# THE REQUEST
Lift every line from the entries that includes the word "mvsc".

# RECORDS PROVIDED
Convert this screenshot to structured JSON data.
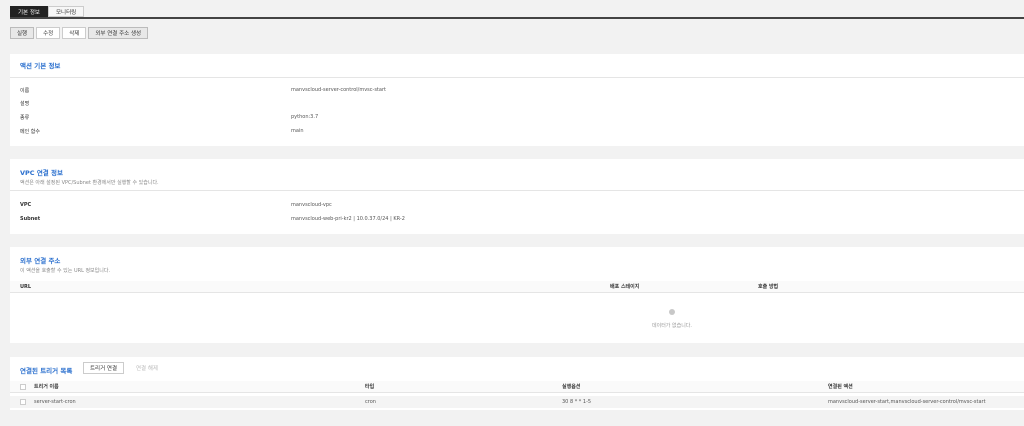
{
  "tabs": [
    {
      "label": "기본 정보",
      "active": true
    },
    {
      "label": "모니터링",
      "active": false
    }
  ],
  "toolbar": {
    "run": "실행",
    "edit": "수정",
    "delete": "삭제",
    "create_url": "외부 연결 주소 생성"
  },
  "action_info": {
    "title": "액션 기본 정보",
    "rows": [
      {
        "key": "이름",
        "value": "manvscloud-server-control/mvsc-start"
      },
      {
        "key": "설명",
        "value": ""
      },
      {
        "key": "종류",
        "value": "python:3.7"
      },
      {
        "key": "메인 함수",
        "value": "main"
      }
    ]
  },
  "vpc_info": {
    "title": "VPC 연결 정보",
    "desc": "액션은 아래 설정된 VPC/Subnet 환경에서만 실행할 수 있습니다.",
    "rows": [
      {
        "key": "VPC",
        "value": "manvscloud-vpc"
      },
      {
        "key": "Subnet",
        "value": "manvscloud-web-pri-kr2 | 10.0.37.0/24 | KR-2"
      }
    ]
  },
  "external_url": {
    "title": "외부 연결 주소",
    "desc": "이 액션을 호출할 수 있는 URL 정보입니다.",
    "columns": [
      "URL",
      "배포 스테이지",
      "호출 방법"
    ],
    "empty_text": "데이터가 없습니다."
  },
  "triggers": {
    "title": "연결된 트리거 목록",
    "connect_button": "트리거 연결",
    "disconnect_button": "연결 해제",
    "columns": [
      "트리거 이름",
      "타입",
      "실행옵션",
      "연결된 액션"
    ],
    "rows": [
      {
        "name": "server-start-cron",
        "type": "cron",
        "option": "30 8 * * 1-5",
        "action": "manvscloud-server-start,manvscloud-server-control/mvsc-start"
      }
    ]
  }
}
---
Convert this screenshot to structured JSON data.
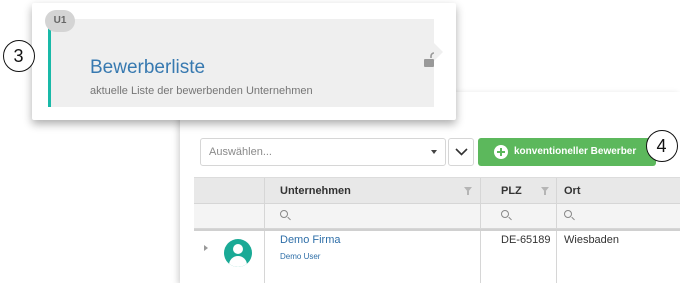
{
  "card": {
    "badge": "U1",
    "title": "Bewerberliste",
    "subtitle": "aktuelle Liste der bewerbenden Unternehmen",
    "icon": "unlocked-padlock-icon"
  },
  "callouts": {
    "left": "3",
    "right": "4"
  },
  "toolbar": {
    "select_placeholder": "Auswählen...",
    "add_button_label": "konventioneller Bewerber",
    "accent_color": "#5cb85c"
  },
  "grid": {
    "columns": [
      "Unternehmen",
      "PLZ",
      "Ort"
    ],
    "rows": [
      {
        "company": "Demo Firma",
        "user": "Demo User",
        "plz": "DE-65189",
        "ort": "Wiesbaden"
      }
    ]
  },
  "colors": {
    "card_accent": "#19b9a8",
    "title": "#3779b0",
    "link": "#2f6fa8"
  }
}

# THE COMPLETED TASK
        "value": "manvscloud-server-control/mvsc-start"
        "action": "manvscloud-server-start,manvscloud-server-control/mvsc-start"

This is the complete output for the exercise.